Task to complete
Make an exact copy of the data below, leaving out every picture.

Raw records
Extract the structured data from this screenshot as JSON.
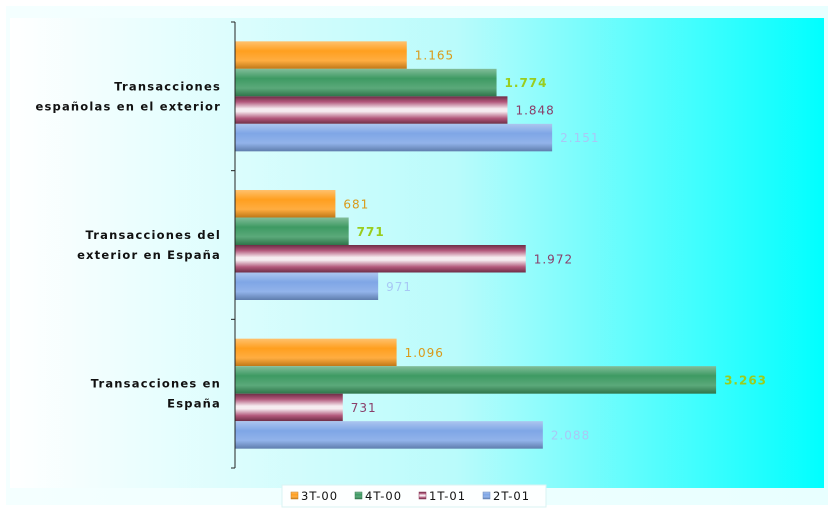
{
  "chart_data": {
    "type": "bar",
    "orientation": "horizontal",
    "categories": [
      "Transacciones españolas en el exterior",
      "Transacciones del exterior en España",
      "Transacciones en España"
    ],
    "category_label_lines": [
      [
        "Transacciones",
        "españolas en el exterior"
      ],
      [
        "Transacciones del",
        "exterior en España"
      ],
      [
        "Transacciones en",
        "España"
      ]
    ],
    "series": [
      {
        "name": "3T-00",
        "values": [
          1165,
          681,
          1096
        ],
        "labels": [
          "1.165",
          "681",
          "1.096"
        ]
      },
      {
        "name": "4T-00",
        "values": [
          1774,
          771,
          3263
        ],
        "labels": [
          "1.774",
          "771",
          "3.263"
        ]
      },
      {
        "name": "1T-01",
        "values": [
          1848,
          1972,
          731
        ],
        "labels": [
          "1.848",
          "1.972",
          "731"
        ]
      },
      {
        "name": "2T-01",
        "values": [
          2151,
          971,
          2088
        ],
        "labels": [
          "2.151",
          "971",
          "2.088"
        ]
      }
    ],
    "xlim": [
      0,
      3900
    ],
    "grid": false,
    "legend": "bottom",
    "colors": {
      "3T-00": "#ff9f1f",
      "4T-00": "#3e9a63",
      "1T-01": "#a9456c",
      "2T-01": "#7fa6e6"
    },
    "label_colors": {
      "3T-00": "#d99a1a",
      "4T-00": "#9acd1e",
      "1T-01": "#8a3f6a",
      "2T-01": "#a8c8f5"
    },
    "background_gradient": [
      "#ffffff",
      "#00ffff"
    ]
  }
}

Answer
Extract the structured data from this screenshot as JSON.
{
  "chart_data": {
    "type": "bar",
    "orientation": "horizontal",
    "categories": [
      "Transacciones españolas en el exterior",
      "Transacciones del exterior en España",
      "Transacciones en España"
    ],
    "category_label_lines": [
      [
        "Transacciones",
        "españolas en el exterior"
      ],
      [
        "Transacciones del",
        "exterior en España"
      ],
      [
        "Transacciones en",
        "España"
      ]
    ],
    "series": [
      {
        "name": "3T-00",
        "values": [
          1165,
          681,
          1096
        ],
        "labels": [
          "1.165",
          "681",
          "1.096"
        ]
      },
      {
        "name": "4T-00",
        "values": [
          1774,
          771,
          3263
        ],
        "labels": [
          "1.774",
          "771",
          "3.263"
        ]
      },
      {
        "name": "1T-01",
        "values": [
          1848,
          1972,
          731
        ],
        "labels": [
          "1.848",
          "1.972",
          "731"
        ]
      },
      {
        "name": "2T-01",
        "values": [
          2151,
          971,
          2088
        ],
        "labels": [
          "2.151",
          "971",
          "2.088"
        ]
      }
    ],
    "xlim": [
      0,
      3900
    ],
    "grid": false,
    "legend": "bottom",
    "colors": {
      "3T-00": "#ff9f1f",
      "4T-00": "#3e9a63",
      "1T-01": "#a9456c",
      "2T-01": "#7fa6e6"
    },
    "label_colors": {
      "3T-00": "#d99a1a",
      "4T-00": "#9acd1e",
      "1T-01": "#8a3f6a",
      "2T-01": "#a8c8f5"
    },
    "background_gradient": [
      "#ffffff",
      "#00ffff"
    ]
  }
}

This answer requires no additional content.